Task goal: Repeat the data that follows, word for word, without the images.
begin Records for this exercise
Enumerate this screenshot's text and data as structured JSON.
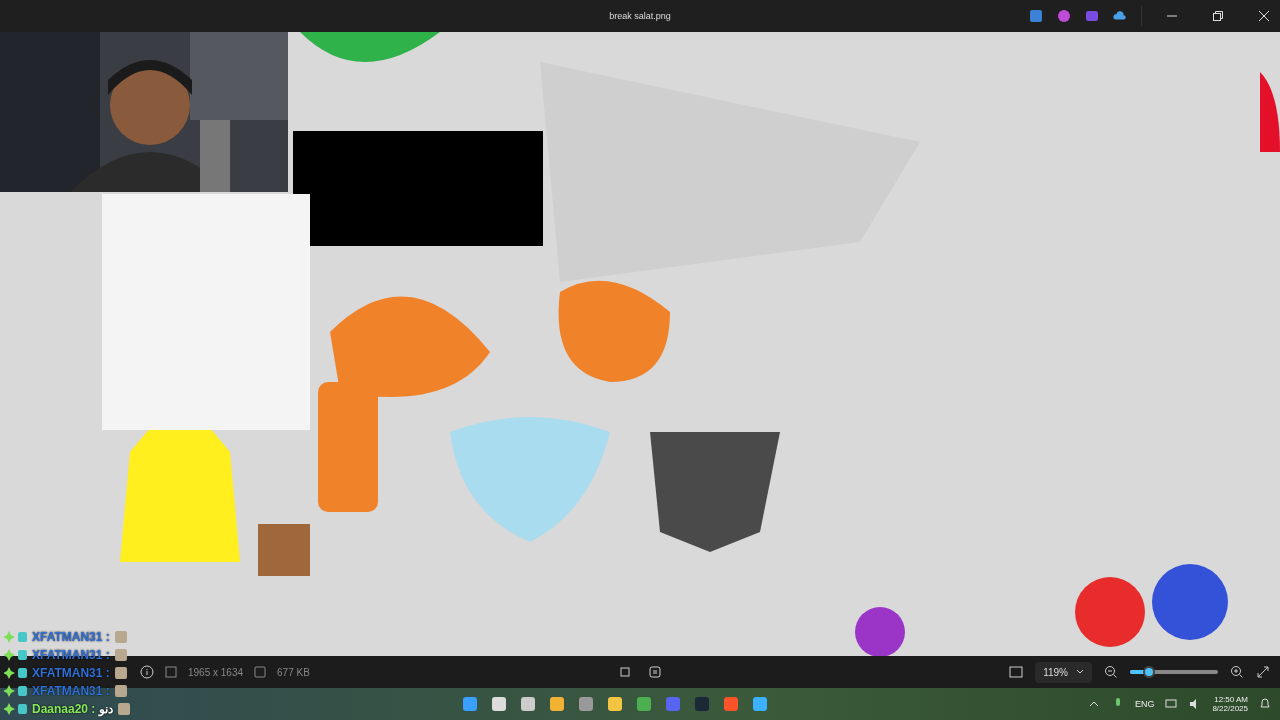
{
  "window": {
    "title": "break salat.png"
  },
  "toolbar": {
    "dimensions": "1965 x 1634",
    "file_size": "677 KB",
    "zoom": {
      "value": "119%",
      "level": 0.22
    }
  },
  "chat": [
    {
      "user": "XFATMAN31 :",
      "color": "#2f6fd6"
    },
    {
      "user": "XFATMAN31 :",
      "color": "#2f6fd6"
    },
    {
      "user": "XFATMAN31 :",
      "color": "#2f6fd6"
    },
    {
      "user": "XFATMAN31 :",
      "color": "#2f6fd6"
    },
    {
      "user": "Daanaa20 :",
      "color": "#86e85a",
      "message": "دنو"
    }
  ],
  "taskbar": {
    "language": "ENG",
    "time": "12:50 AM",
    "date": "8/22/2025"
  }
}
end Records for this exercise
In response:
Enumerate this screenshot's text and data as structured JSON.
{
  "window": {
    "title": "break salat.png"
  },
  "toolbar": {
    "dimensions": "1965 x 1634",
    "file_size": "677 KB",
    "zoom": {
      "value": "119%",
      "level": 0.22
    }
  },
  "chat": [
    {
      "user": "XFATMAN31 :",
      "color": "#2f6fd6"
    },
    {
      "user": "XFATMAN31 :",
      "color": "#2f6fd6"
    },
    {
      "user": "XFATMAN31 :",
      "color": "#2f6fd6"
    },
    {
      "user": "XFATMAN31 :",
      "color": "#2f6fd6"
    },
    {
      "user": "Daanaa20 :",
      "color": "#86e85a",
      "message": "دنو"
    }
  ],
  "taskbar": {
    "language": "ENG",
    "time": "12:50 AM",
    "date": "8/22/2025"
  }
}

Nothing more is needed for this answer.